→ Short task
Repeat each entry word for word. Leave any images out of the copy.

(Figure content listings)
********************
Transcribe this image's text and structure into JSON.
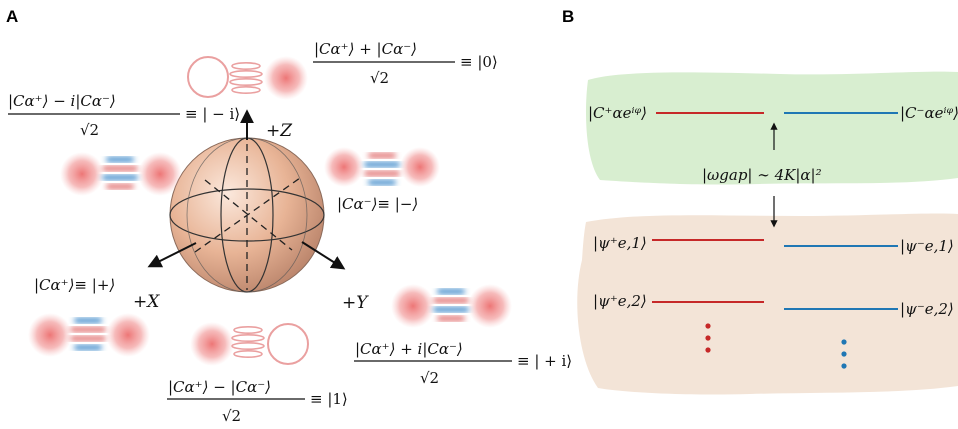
{
  "panels": {
    "a": "A",
    "b": "B"
  },
  "sphere": {
    "axes": {
      "z": "+Z",
      "x": "+X",
      "y": "+Y"
    },
    "top": {
      "num": "|Cα⁺⟩ + |Cα⁻⟩",
      "den": "√2",
      "eq": "≡ |0⟩"
    },
    "upper_left": {
      "num": "|Cα⁺⟩ − i|Cα⁻⟩",
      "den": "√2",
      "eq": "≡ | − i⟩"
    },
    "minus": "|Cα⁻⟩≡ |−⟩",
    "plus": "|Cα⁺⟩≡ |+⟩",
    "bottom": {
      "num": "|Cα⁺⟩ − |Cα⁻⟩",
      "den": "√2",
      "eq": "≡ |1⟩"
    },
    "lower_right": {
      "num": "|Cα⁺⟩ + i|Cα⁻⟩",
      "den": "√2",
      "eq": "≡ | + i⟩"
    }
  },
  "levels": {
    "top_left": "|C⁺αeⁱᵠ⟩",
    "top_right": "|C⁻αeⁱᵠ⟩",
    "gap": "|ωgap| ∼ 4K|α|²",
    "e1_left": "|ψ⁺e,1⟩",
    "e1_right": "|ψ⁻e,1⟩",
    "e2_left": "|ψ⁺e,2⟩",
    "e2_right": "|ψ⁻e,2⟩"
  },
  "colors": {
    "red": "#c62828",
    "blue": "#1f77b4",
    "green_band": "#d9efd2",
    "tan_band": "#f2e3d6",
    "sphere": "#e7b496",
    "blob": "#ec7c7c"
  }
}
********************
→ Response to the exercise
Transcribe this image's text and structure into JSON.
{
  "panels": {
    "a": "A",
    "b": "B"
  },
  "sphere": {
    "axes": {
      "z": "+Z",
      "x": "+X",
      "y": "+Y"
    },
    "top": {
      "num": "|Cα⁺⟩ + |Cα⁻⟩",
      "den": "√2",
      "eq": "≡ |0⟩"
    },
    "upper_left": {
      "num": "|Cα⁺⟩ − i|Cα⁻⟩",
      "den": "√2",
      "eq": "≡ | − i⟩"
    },
    "minus": "|Cα⁻⟩≡ |−⟩",
    "plus": "|Cα⁺⟩≡ |+⟩",
    "bottom": {
      "num": "|Cα⁺⟩ − |Cα⁻⟩",
      "den": "√2",
      "eq": "≡ |1⟩"
    },
    "lower_right": {
      "num": "|Cα⁺⟩ + i|Cα⁻⟩",
      "den": "√2",
      "eq": "≡ | + i⟩"
    }
  },
  "levels": {
    "top_left": "|C⁺αeⁱᵠ⟩",
    "top_right": "|C⁻αeⁱᵠ⟩",
    "gap": "|ωgap| ∼ 4K|α|²",
    "e1_left": "|ψ⁺e,1⟩",
    "e1_right": "|ψ⁻e,1⟩",
    "e2_left": "|ψ⁺e,2⟩",
    "e2_right": "|ψ⁻e,2⟩"
  },
  "colors": {
    "red": "#c62828",
    "blue": "#1f77b4",
    "green_band": "#d9efd2",
    "tan_band": "#f2e3d6",
    "sphere": "#e7b496",
    "blob": "#ec7c7c"
  }
}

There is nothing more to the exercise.